### What you need to do
Repeat every line below exactly, word for word.

### Items
■ ■ ■ ■ ■ ■ ■
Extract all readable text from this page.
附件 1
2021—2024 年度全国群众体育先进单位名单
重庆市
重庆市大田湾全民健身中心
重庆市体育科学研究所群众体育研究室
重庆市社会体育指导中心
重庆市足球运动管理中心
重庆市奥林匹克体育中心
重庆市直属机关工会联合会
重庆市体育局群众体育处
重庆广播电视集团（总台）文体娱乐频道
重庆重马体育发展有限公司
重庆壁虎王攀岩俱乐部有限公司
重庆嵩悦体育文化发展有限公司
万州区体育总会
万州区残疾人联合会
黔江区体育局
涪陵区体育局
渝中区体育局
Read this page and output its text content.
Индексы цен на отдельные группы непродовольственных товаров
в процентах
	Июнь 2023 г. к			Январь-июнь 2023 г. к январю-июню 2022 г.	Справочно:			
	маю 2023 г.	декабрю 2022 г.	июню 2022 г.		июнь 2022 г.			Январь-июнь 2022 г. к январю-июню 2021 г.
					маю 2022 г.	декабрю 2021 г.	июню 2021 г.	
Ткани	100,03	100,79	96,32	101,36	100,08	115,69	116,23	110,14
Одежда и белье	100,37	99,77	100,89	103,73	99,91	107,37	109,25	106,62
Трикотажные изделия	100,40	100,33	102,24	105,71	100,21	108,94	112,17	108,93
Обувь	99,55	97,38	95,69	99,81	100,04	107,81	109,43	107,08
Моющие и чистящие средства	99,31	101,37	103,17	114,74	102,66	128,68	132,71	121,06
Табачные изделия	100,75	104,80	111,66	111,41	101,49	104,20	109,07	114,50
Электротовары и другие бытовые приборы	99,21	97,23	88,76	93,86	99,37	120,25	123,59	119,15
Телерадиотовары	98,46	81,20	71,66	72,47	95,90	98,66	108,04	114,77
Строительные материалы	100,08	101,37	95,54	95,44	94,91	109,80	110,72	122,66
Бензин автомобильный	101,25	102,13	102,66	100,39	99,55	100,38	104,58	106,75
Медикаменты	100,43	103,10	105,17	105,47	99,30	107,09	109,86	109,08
■ ■ ■ ■ ■ ■ ■
### Full response
Extract all readable text from this page.
附件 1
2021—2024 年度全国群众体育先进单位名单
重庆市
重庆市大田湾全民健身中心
重庆市体育科学研究所群众体育研究室
重庆市社会体育指导中心
重庆市足球运动管理中心
重庆市奥林匹克体育中心
重庆市直属机关工会联合会
重庆市体育局群众体育处
重庆广播电视集团（总台）文体娱乐频道
重庆重马体育发展有限公司
重庆壁虎王攀岩俱乐部有限公司
重庆嵩悦体育文化发展有限公司
万州区体育总会
万州区残疾人联合会
黔江区体育局
涪陵区体育局
渝中区体育局
Read this page and output its text content.
Индексы цен на отдельные группы непродовольственных товаров
в процентах
	Июнь 2023 г. к			Январь-июнь 2023 г. к январю-июню 2022 г.	Справочно:			
	маю 2023 г.	декабрю 2022 г.	июню 2022 г.		июнь 2022 г.			Январь-июнь 2022 г. к январю-июню 2021 г.
					маю 2022 г.	декабрю 2021 г.	июню 2021 г.	
Ткани	100,03	100,79	96,32	101,36	100,08	115,69	116,23	110,14
Одежда и белье	100,37	99,77	100,89	103,73	99,91	107,37	109,25	106,62
Трикотажные изделия	100,40	100,33	102,24	105,71	100,21	108,94	112,17	108,93
Обувь	99,55	97,38	95,69	99,81	100,04	107,81	109,43	107,08
Моющие и чистящие средства	99,31	101,37	103,17	114,74	102,66	128,68	132,71	121,06
Табачные изделия	100,75	104,80	111,66	111,41	101,49	104,20	109,07	114,50
Электротовары и другие бытовые приборы	99,21	97,23	88,76	93,86	99,37	120,25	123,59	119,15
Телерадиотовары	98,46	81,20	71,66	72,47	95,90	98,66	108,04	114,77
Строительные материалы	100,08	101,37	95,54	95,44	94,91	109,80	110,72	122,66
Бензин автомобильный	101,25	102,13	102,66	100,39	99,55	100,38	104,58	106,75
Медикаменты	100,43	103,10	105,17	105,47	99,30	107,09	109,86	109,08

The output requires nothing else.